• _Exercise brief_:
Reproduce the listing exactly and skip over any pictures.

• _Exercise materials_:

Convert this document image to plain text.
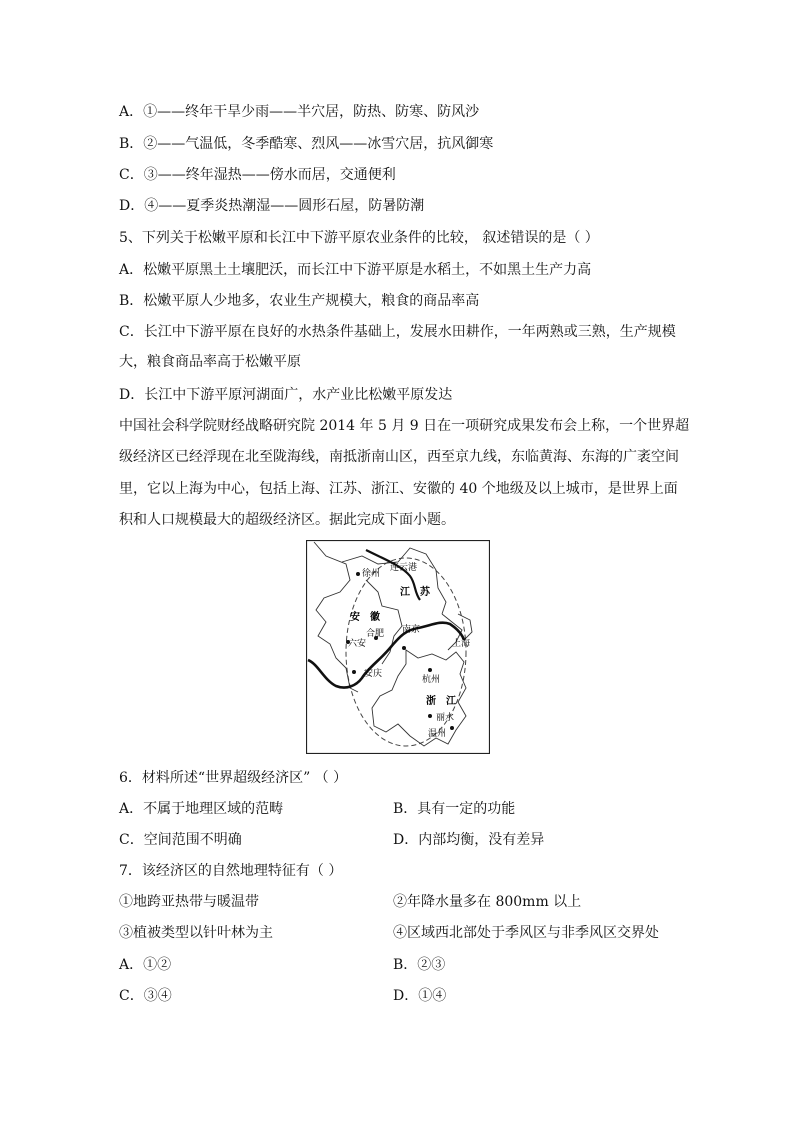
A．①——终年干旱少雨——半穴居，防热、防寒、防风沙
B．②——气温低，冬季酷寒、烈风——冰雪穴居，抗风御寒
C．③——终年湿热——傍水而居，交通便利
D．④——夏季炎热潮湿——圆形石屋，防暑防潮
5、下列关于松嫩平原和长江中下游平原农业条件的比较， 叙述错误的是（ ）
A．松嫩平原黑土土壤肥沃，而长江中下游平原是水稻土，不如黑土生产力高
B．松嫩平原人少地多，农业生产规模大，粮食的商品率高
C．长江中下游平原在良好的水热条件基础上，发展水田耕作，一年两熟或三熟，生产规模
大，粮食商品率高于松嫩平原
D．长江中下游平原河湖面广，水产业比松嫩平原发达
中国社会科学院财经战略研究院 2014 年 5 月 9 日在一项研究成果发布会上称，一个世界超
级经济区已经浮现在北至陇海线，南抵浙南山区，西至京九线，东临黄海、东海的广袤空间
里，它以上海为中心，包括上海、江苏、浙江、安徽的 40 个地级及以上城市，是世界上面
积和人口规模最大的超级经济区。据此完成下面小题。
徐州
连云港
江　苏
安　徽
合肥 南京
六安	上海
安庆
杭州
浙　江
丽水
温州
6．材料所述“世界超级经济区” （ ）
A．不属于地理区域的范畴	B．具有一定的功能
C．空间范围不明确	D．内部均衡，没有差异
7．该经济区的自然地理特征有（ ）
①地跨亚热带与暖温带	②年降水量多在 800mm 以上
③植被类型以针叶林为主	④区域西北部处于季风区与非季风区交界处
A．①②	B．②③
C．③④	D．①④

• _Worked solution_:
Convert this document image to plain text.
A．①——终年干旱少雨——半穴居，防热、防寒、防风沙
B．②——气温低，冬季酷寒、烈风——冰雪穴居，抗风御寒
C．③——终年湿热——傍水而居，交通便利
D．④——夏季炎热潮湿——圆形石屋，防暑防潮
5、下列关于松嫩平原和长江中下游平原农业条件的比较， 叙述错误的是（ ）
A．松嫩平原黑土土壤肥沃，而长江中下游平原是水稻土，不如黑土生产力高
B．松嫩平原人少地多，农业生产规模大，粮食的商品率高
C．长江中下游平原在良好的水热条件基础上，发展水田耕作，一年两熟或三熟，生产规模
大，粮食商品率高于松嫩平原
D．长江中下游平原河湖面广，水产业比松嫩平原发达
中国社会科学院财经战略研究院 2014 年 5 月 9 日在一项研究成果发布会上称，一个世界超
级经济区已经浮现在北至陇海线，南抵浙南山区，西至京九线，东临黄海、东海的广袤空间
里，它以上海为中心，包括上海、江苏、浙江、安徽的 40 个地级及以上城市，是世界上面
积和人口规模最大的超级经济区。据此完成下面小题。
徐州
连云港
江　苏
安　徽
合肥 南京
六安	上海
安庆
杭州
浙　江
丽水
温州
6．材料所述“世界超级经济区” （ ）
A．不属于地理区域的范畴	B．具有一定的功能
C．空间范围不明确	D．内部均衡，没有差异
7．该经济区的自然地理特征有（ ）
①地跨亚热带与暖温带	②年降水量多在 800mm 以上
③植被类型以针叶林为主	④区域西北部处于季风区与非季风区交界处
A．①②	B．②③
C．③④	D．①④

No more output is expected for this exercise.